• [Records provided]
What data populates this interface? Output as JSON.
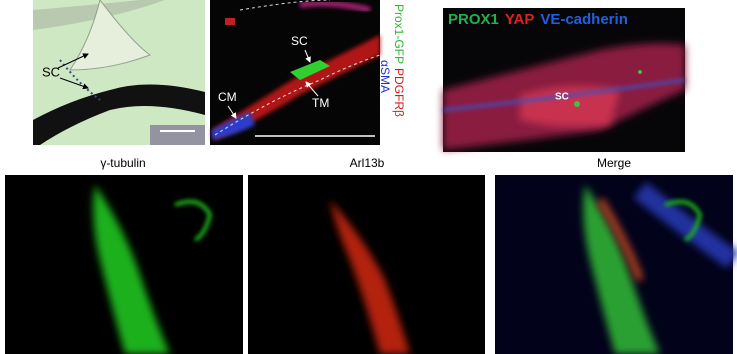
{
  "panels": [
    {
      "labels": [
        "SC"
      ]
    },
    {
      "labels": [
        "SC",
        "CM",
        "TM"
      ],
      "side_labels": [
        "Prox1-GFP",
        "PDGFRβ",
        "αSMA"
      ]
    },
    {
      "title_parts": [
        "PROX1",
        "YAP",
        "VE-cadherin"
      ],
      "labels": [
        "SC"
      ]
    }
  ],
  "bottom_panels": [
    {
      "title": "γ-tubulin"
    },
    {
      "title": "Arl13b"
    },
    {
      "title": "Merge"
    }
  ]
}
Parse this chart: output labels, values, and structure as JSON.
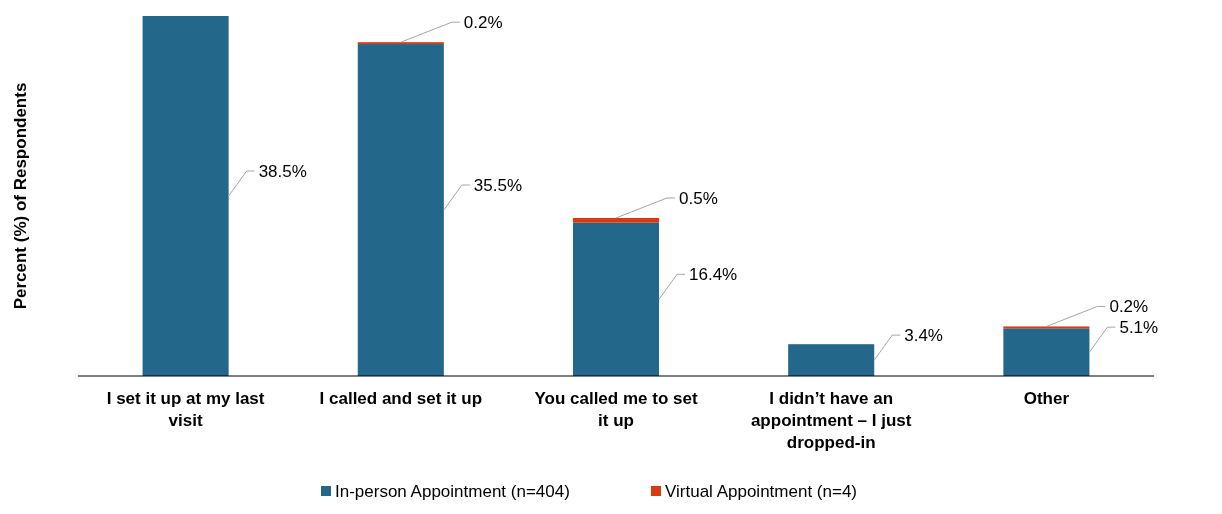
{
  "chart_data": {
    "type": "bar",
    "stacked": true,
    "ylabel": "Percent (%) of Respondents",
    "categories": [
      "I set it up at my last visit",
      "I called and set it up",
      "You called me to set it up",
      "I didn’t have an appointment – I just dropped-in",
      "Other"
    ],
    "series": [
      {
        "name": "In-person Appointment (n=404)",
        "color": "#23688a",
        "values": [
          38.5,
          35.5,
          16.4,
          3.4,
          5.1
        ],
        "value_labels": [
          "38.5%",
          "35.5%",
          "16.4%",
          "3.4%",
          "5.1%"
        ]
      },
      {
        "name": "Virtual Appointment (n=4)",
        "color": "#d83a12",
        "values": [
          null,
          0.2,
          0.5,
          null,
          0.2
        ],
        "value_labels": [
          null,
          "0.2%",
          "0.5%",
          null,
          "0.2%"
        ]
      }
    ],
    "legend": "bottom"
  }
}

• [Given problem]
Go through the listing above and report how many of its lines contain the word "this", with only the number as output.

• [Solution to the exercise]
2